*Required tasks*
1/ From the statelessness text, print the passage between "In this blog" and "the Earth’s surface.", inclusive.
2/ In the statelessness text, what is named as the primary right that being stateless blocks?
3/ Decide whether each statement agrees with the statelessness text, answering yes or no and quoting the deciding words: (a) The International Court of Justice describes nationality as a genuine connection of existence, interest and sentiments. (b) Nationality is described as a political bond between the citizen and the state. (c) Statelessness means having no nationality recognized by any state under the operation of its laws.
===== Extract provided
Statelessness has becomes a normal feature of the human race.

In this blog we turn our attention to statelessness. This stage of the series seeks to explore the following features of statelessness: How do we define statelessness and what are its implications? What are the types of statelessness, how has it developed and what are the legal parameteres of it? Who are the communities affected by it? What has the UN and its supporting agencies done to prohibit statelessness?

Statelessness can be defined as a situation in which an individual or a group of people has no membership to any state whatsoever. It is the fact of having no nationality recognised by any state under the operation of its laws.[2] To be stateless blocks enjoyment of the various rights and entitlements guaranteed by states to their nationals, the primary of those being the right to lawfully reside somewhere on the Earth’s surface.

Nationality is seen as a ‘legal bond’ between the citizen/national and the state. It is the link between the law of the land and the individual that may invoke the protection of the State and also ensures the State can be of benefit to the citizen. The International Court of Justice (ICJ) defines this as “a genuine connection of existence, interest and sentiments, together with the existence of reciprocal rights and duties.”[3] In the features of International Law, it also creates duties upon other states regarding the treatment and safety when seeking entry, passage and exit from one country to another.
==========
===== Record excerpts
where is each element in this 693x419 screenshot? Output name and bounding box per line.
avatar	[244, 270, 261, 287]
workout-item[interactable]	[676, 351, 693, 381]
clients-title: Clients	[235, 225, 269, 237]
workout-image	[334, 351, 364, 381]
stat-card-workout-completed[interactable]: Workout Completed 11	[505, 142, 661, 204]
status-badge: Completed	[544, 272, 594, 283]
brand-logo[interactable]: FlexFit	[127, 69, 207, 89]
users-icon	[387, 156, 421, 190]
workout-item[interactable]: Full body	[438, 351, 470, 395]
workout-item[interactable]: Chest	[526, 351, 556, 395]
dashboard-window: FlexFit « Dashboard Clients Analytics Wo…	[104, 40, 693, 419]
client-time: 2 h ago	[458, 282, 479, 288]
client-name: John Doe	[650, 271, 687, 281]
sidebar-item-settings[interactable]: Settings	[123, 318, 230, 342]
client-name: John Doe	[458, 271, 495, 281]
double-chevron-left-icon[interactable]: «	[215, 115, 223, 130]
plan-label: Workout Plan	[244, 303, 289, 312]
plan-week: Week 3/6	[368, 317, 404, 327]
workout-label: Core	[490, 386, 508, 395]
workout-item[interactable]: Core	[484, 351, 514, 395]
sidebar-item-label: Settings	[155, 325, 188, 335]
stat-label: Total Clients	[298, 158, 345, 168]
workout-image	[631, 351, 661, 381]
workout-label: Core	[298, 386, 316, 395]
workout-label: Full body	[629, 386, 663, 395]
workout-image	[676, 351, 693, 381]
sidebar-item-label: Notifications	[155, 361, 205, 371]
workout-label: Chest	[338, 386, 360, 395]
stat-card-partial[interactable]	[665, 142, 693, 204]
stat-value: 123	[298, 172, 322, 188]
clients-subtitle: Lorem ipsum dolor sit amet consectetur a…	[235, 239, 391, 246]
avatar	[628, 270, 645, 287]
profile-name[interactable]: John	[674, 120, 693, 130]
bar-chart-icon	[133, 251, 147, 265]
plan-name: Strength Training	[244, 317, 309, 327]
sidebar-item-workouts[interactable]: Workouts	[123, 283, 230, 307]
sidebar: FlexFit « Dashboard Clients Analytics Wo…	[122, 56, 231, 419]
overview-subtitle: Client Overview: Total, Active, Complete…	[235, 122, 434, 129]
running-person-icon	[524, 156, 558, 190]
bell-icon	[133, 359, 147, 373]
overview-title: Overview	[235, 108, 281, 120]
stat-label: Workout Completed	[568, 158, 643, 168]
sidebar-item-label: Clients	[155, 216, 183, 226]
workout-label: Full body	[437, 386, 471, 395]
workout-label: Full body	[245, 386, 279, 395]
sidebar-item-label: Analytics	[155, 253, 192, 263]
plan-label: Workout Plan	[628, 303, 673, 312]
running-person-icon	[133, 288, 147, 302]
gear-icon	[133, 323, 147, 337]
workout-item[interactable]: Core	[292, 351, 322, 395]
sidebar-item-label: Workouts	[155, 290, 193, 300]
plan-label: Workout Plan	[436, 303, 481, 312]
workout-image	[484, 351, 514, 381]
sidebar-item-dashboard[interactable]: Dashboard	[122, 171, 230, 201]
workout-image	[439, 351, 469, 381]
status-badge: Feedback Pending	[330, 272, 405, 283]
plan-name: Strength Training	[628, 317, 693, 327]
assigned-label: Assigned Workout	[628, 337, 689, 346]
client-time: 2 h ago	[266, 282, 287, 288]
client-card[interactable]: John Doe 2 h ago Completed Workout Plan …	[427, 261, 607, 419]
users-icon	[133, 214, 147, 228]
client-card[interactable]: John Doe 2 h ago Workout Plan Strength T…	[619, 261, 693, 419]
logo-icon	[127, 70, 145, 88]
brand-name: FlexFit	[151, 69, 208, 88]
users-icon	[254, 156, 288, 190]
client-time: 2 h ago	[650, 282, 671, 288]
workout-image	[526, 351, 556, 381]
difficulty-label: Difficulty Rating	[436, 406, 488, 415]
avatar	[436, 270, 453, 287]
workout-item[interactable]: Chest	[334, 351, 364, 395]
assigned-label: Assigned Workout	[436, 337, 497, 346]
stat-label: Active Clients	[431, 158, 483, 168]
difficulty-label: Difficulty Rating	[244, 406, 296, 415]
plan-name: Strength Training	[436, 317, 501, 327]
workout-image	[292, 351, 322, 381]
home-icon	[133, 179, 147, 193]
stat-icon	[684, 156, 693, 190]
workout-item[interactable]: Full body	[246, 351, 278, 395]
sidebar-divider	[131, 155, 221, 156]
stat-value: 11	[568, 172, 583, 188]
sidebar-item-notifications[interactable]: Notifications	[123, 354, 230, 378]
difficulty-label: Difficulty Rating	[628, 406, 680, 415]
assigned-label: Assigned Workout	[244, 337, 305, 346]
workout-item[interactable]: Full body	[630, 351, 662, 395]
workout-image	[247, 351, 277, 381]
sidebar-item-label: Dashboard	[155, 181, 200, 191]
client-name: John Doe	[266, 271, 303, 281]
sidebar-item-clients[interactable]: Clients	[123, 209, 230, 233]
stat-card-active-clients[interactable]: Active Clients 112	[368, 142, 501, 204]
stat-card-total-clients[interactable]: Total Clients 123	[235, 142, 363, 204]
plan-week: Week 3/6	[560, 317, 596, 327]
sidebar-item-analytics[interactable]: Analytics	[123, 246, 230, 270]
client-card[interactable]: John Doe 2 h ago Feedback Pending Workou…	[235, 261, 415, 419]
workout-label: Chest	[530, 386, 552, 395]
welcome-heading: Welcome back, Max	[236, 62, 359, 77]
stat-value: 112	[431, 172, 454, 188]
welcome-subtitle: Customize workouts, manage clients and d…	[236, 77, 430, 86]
==========
*Worked solutions*
1/
In this blog we turn our attention to statelessness. This stage of the series seeks to explore the following features of statelessness: How do we define statelessness and what are its implications? What are the types of statelessness, how has it developed and what are the legal parameteres of it? Who are the communities affected by it? What has the UN and its supporting agencies done to prohibit statelessness?

Statelessness can be defined as a situation in which an individual or a group of people has no membership to any state whatsoever. It is the fact of having no nationality recognised by any state under the operation of its laws.[2] To be stateless blocks enjoyment of the various rights and entitlements guaranteed by states to their nationals, the primary of those being the right to lawfully reside somewhere on the Earth’s surface.

2/ The right to lawfully reside somewhere on the Earth's surface.

3/
(a) Yes: "a genuine connection of existence, interest and sentiments, together with the existence of reciprocal rights and duties."
(b) No: "Nationality is seen as a ‘legal bond’ between the citizen/national and the state."
(c) Yes: "It is the fact of having no nationality recognised by any state under the operation of its laws."